Given task:
Pull every line holding the string "clearance" from the records below.

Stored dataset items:
=-=-=
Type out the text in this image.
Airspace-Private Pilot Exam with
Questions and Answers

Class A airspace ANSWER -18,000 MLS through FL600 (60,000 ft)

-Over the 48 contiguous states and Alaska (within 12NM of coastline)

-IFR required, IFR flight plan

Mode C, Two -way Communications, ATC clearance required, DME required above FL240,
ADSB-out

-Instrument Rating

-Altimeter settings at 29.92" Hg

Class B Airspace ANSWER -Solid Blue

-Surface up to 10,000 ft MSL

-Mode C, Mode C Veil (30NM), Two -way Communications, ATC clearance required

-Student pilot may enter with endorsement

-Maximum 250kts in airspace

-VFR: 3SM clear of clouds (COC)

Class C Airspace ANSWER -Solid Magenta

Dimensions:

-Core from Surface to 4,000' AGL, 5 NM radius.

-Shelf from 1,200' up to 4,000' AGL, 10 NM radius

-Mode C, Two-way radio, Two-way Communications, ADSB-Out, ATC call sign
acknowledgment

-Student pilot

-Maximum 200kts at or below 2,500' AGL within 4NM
=-=-=
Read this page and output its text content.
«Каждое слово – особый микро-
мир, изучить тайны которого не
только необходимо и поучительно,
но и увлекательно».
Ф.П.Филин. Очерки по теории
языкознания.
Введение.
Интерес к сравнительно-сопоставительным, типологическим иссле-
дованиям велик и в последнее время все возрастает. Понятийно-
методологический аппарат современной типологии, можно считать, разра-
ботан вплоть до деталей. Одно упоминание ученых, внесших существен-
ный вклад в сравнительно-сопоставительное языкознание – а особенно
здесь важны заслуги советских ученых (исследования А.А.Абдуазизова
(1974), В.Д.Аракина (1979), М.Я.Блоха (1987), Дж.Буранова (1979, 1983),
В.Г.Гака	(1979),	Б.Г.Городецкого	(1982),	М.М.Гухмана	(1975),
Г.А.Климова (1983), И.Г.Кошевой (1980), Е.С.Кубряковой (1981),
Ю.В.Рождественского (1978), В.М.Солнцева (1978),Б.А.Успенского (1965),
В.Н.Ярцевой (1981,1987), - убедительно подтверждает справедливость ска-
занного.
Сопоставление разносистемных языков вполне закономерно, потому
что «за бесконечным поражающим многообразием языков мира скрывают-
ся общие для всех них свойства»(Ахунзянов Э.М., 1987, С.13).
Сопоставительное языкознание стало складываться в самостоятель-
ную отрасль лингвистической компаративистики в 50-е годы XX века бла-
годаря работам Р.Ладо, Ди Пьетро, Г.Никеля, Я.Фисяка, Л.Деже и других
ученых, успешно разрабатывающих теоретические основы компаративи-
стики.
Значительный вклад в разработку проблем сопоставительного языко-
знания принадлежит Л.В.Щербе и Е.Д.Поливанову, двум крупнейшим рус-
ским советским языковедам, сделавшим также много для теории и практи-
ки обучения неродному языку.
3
=-=-=
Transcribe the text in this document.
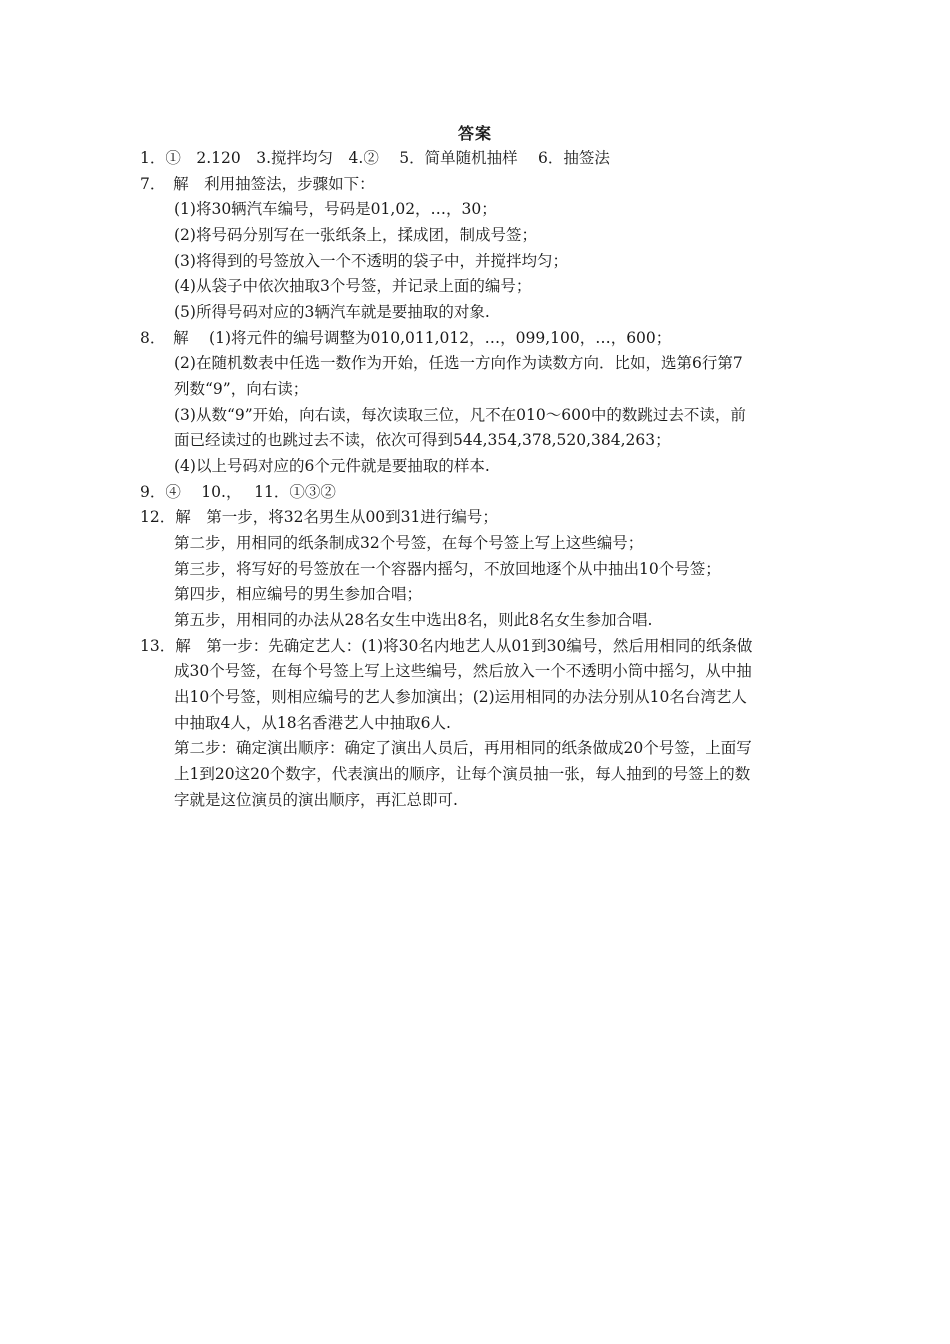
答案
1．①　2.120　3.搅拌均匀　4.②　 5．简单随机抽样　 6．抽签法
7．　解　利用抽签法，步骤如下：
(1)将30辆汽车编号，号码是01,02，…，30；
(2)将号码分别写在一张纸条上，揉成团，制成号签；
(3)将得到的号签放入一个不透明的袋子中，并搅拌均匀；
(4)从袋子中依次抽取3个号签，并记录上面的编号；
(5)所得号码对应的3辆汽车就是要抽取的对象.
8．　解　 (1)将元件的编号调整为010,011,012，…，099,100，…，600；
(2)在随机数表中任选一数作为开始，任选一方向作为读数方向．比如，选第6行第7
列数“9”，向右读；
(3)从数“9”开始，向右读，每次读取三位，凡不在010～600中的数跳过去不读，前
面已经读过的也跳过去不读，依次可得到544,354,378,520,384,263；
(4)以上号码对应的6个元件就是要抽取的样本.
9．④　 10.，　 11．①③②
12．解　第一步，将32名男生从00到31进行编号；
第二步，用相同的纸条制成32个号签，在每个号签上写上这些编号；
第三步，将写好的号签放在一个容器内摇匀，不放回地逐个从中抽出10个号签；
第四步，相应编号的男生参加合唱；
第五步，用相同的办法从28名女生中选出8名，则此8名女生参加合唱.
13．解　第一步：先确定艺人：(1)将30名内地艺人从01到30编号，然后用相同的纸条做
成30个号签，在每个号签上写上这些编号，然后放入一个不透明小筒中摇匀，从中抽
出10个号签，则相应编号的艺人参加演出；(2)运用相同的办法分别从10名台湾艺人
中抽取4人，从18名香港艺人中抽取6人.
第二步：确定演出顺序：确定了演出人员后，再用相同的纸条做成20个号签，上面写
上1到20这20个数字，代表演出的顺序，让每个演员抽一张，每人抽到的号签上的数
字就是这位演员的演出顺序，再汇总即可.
=-=-=
Completed task:
Mode C, Two -way Communications, ATC clearance required, DME required above FL240,
-Mode C, Mode C Veil (30NM), Two -way Communications, ATC clearance required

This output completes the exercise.